* _OBJECTIVE_
Repeat the records in full and exactly, omitting pictures.

--- DATA SHOWN ---

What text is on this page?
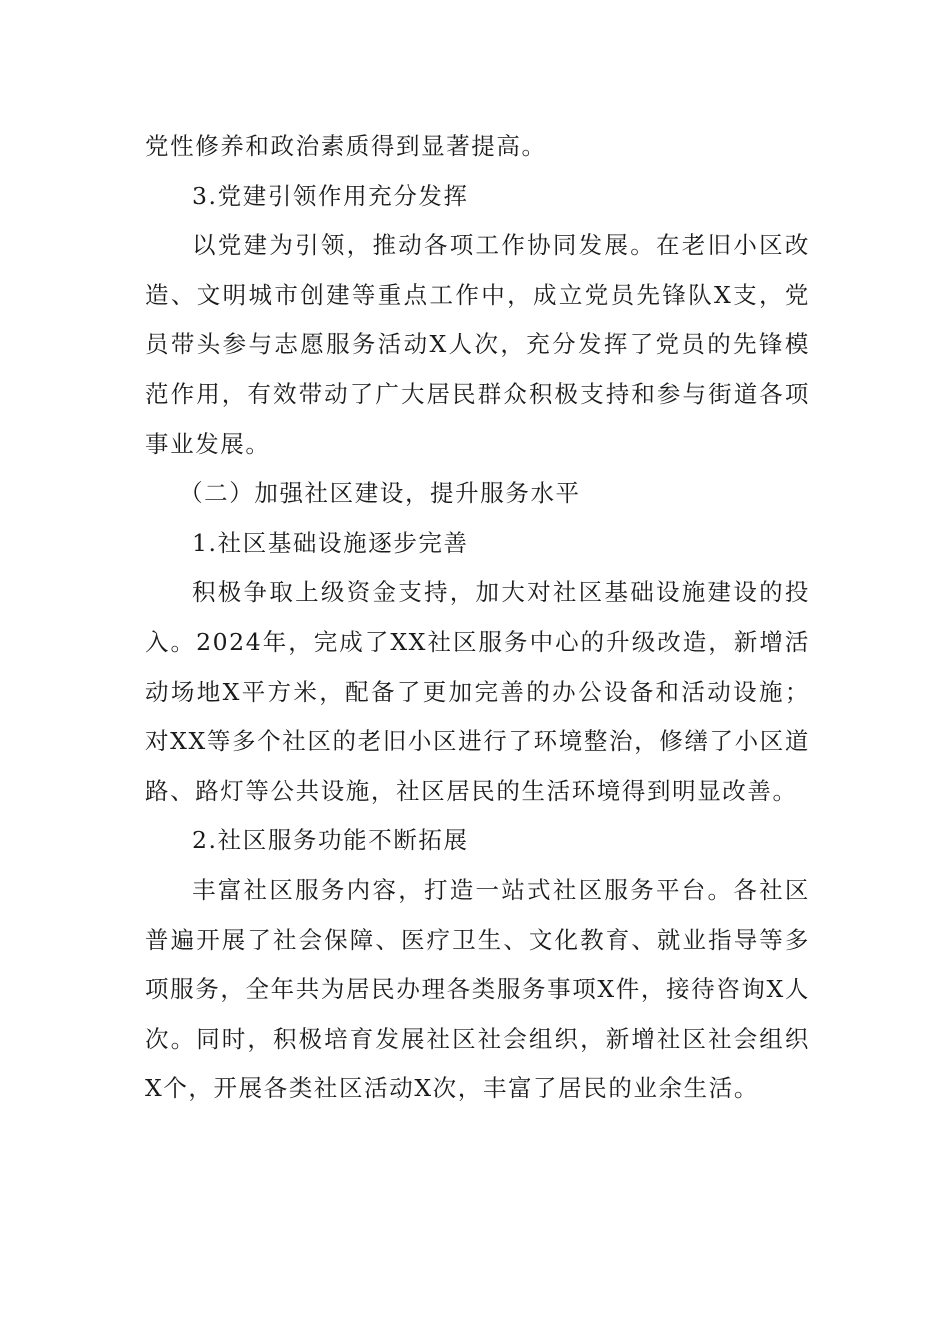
党性修养和政治素质得到显著提高。

3.党建引领作用充分发挥

以党建为引领，推动各项工作协同发展。在老旧小区改造、文明城市创建等重点工作中，成立党员先锋队X支，党员带头参与志愿服务活动X人次，充分发挥了党员的先锋模范作用，有效带动了广大居民群众积极支持和参与街道各项事业发展。

（二）加强社区建设，提升服务水平

1.社区基础设施逐步完善

积极争取上级资金支持，加大对社区基础设施建设的投入。2024年，完成了XX社区服务中心的升级改造，新增活动场地X平方米，配备了更加完善的办公设备和活动设施；对XX等多个社区的老旧小区进行了环境整治，修缮了小区道路、路灯等公共设施，社区居民的生活环境得到明显改善。

2.社区服务功能不断拓展

丰富社区服务内容，打造一站式社区服务平台。各社区普遍开展了社会保障、医疗卫生、文化教育、就业指导等多项服务，全年共为居民办理各类服务事项X件，接待咨询X人次。同时，积极培育发展社区社会组织，新增社区社会组织X个，开展各类社区活动X次，丰富了居民的业余生活。
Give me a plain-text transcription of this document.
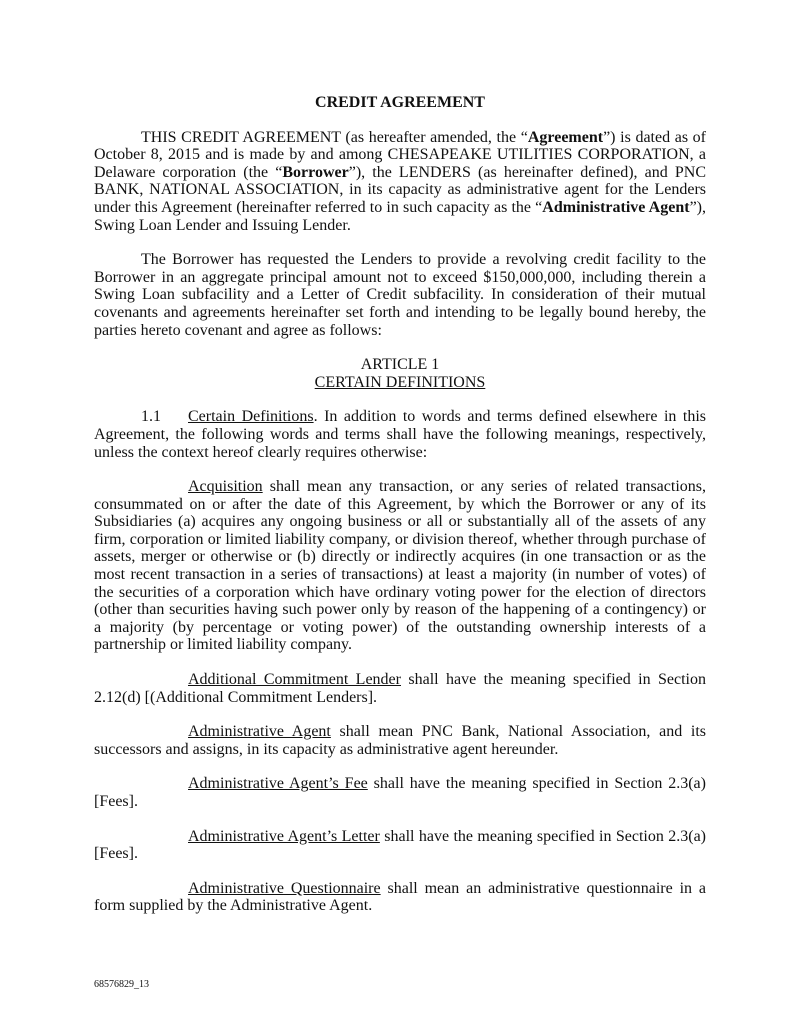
CREDIT AGREEMENT

THIS CREDIT AGREEMENT (as hereafter amended, the “Agreement”) is dated as of October 8, 2015 and is made by and among CHESAPEAKE UTILITIES CORPORATION, a Delaware corporation (the “Borrower”), the LENDERS (as hereinafter defined), and PNC BANK, NATIONAL ASSOCIATION, in its capacity as administrative agent for the Lenders under this Agreement (hereinafter referred to in such capacity as the “Administrative Agent”), Swing Loan Lender and Issuing Lender.

The Borrower has requested the Lenders to provide a revolving credit facility to the Borrower in an aggregate principal amount not to exceed $150,000,000, including therein a Swing Loan subfacility and a Letter of Credit subfacility. In consideration of their mutual covenants and agreements hereinafter set forth and intending to be legally bound hereby, the parties hereto covenant and agree as follows:

ARTICLE 1
CERTAIN DEFINITIONS

1.1 Certain Definitions. In addition to words and terms defined elsewhere in this Agreement, the following words and terms shall have the following meanings, respectively, unless the context hereof clearly requires otherwise:

Acquisition shall mean any transaction, or any series of related transactions, consummated on or after the date of this Agreement, by which the Borrower or any of its Subsidiaries (a) acquires any ongoing business or all or substantially all of the assets of any firm, corporation or limited liability company, or division thereof, whether through purchase of assets, merger or otherwise or (b) directly or indirectly acquires (in one transaction or as the most recent transaction in a series of transactions) at least a majority (in number of votes) of the securities of a corporation which have ordinary voting power for the election of directors (other than securities having such power only by reason of the happening of a contingency) or a majority (by percentage or voting power) of the outstanding ownership interests of a partnership or limited liability company.

Additional Commitment Lender shall have the meaning specified in Section 2.12(d) [(Additional Commitment Lenders].

Administrative Agent shall mean PNC Bank, National Association, and its successors and assigns, in its capacity as administrative agent hereunder.

Administrative Agent’s Fee shall have the meaning specified in Section 2.3(a) [Fees].

Administrative Agent’s Letter shall have the meaning specified in Section 2.3(a) [Fees].

Administrative Questionnaire shall mean an administrative questionnaire in a form supplied by the Administrative Agent.

68576829_13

---

* _FULL ANSWER_
What text is on this page?
党性修养和政治素质得到显著提高。

3.党建引领作用充分发挥

以党建为引领，推动各项工作协同发展。在老旧小区改造、文明城市创建等重点工作中，成立党员先锋队X支，党员带头参与志愿服务活动X人次，充分发挥了党员的先锋模范作用，有效带动了广大居民群众积极支持和参与街道各项事业发展。

（二）加强社区建设，提升服务水平

1.社区基础设施逐步完善

积极争取上级资金支持，加大对社区基础设施建设的投入。2024年，完成了XX社区服务中心的升级改造，新增活动场地X平方米，配备了更加完善的办公设备和活动设施；对XX等多个社区的老旧小区进行了环境整治，修缮了小区道路、路灯等公共设施，社区居民的生活环境得到明显改善。

2.社区服务功能不断拓展

丰富社区服务内容，打造一站式社区服务平台。各社区普遍开展了社会保障、医疗卫生、文化教育、就业指导等多项服务，全年共为居民办理各类服务事项X件，接待咨询X人次。同时，积极培育发展社区社会组织，新增社区社会组织X个，开展各类社区活动X次，丰富了居民的业余生活。
Give me a plain-text transcription of this document.
CREDIT AGREEMENT

THIS CREDIT AGREEMENT (as hereafter amended, the “Agreement”) is dated as of October 8, 2015 and is made by and among CHESAPEAKE UTILITIES CORPORATION, a Delaware corporation (the “Borrower”), the LENDERS (as hereinafter defined), and PNC BANK, NATIONAL ASSOCIATION, in its capacity as administrative agent for the Lenders under this Agreement (hereinafter referred to in such capacity as the “Administrative Agent”), Swing Loan Lender and Issuing Lender.

The Borrower has requested the Lenders to provide a revolving credit facility to the Borrower in an aggregate principal amount not to exceed $150,000,000, including therein a Swing Loan subfacility and a Letter of Credit subfacility. In consideration of their mutual covenants and agreements hereinafter set forth and intending to be legally bound hereby, the parties hereto covenant and agree as follows:

ARTICLE 1
CERTAIN DEFINITIONS

1.1 Certain Definitions. In addition to words and terms defined elsewhere in this Agreement, the following words and terms shall have the following meanings, respectively, unless the context hereof clearly requires otherwise:

Acquisition shall mean any transaction, or any series of related transactions, consummated on or after the date of this Agreement, by which the Borrower or any of its Subsidiaries (a) acquires any ongoing business or all or substantially all of the assets of any firm, corporation or limited liability company, or division thereof, whether through purchase of assets, merger or otherwise or (b) directly or indirectly acquires (in one transaction or as the most recent transaction in a series of transactions) at least a majority (in number of votes) of the securities of a corporation which have ordinary voting power for the election of directors (other than securities having such power only by reason of the happening of a contingency) or a majority (by percentage or voting power) of the outstanding ownership interests of a partnership or limited liability company.

Additional Commitment Lender shall have the meaning specified in Section 2.12(d) [(Additional Commitment Lenders].

Administrative Agent shall mean PNC Bank, National Association, and its successors and assigns, in its capacity as administrative agent hereunder.

Administrative Agent’s Fee shall have the meaning specified in Section 2.3(a) [Fees].

Administrative Agent’s Letter shall have the meaning specified in Section 2.3(a) [Fees].

Administrative Questionnaire shall mean an administrative questionnaire in a form supplied by the Administrative Agent.

68576829_13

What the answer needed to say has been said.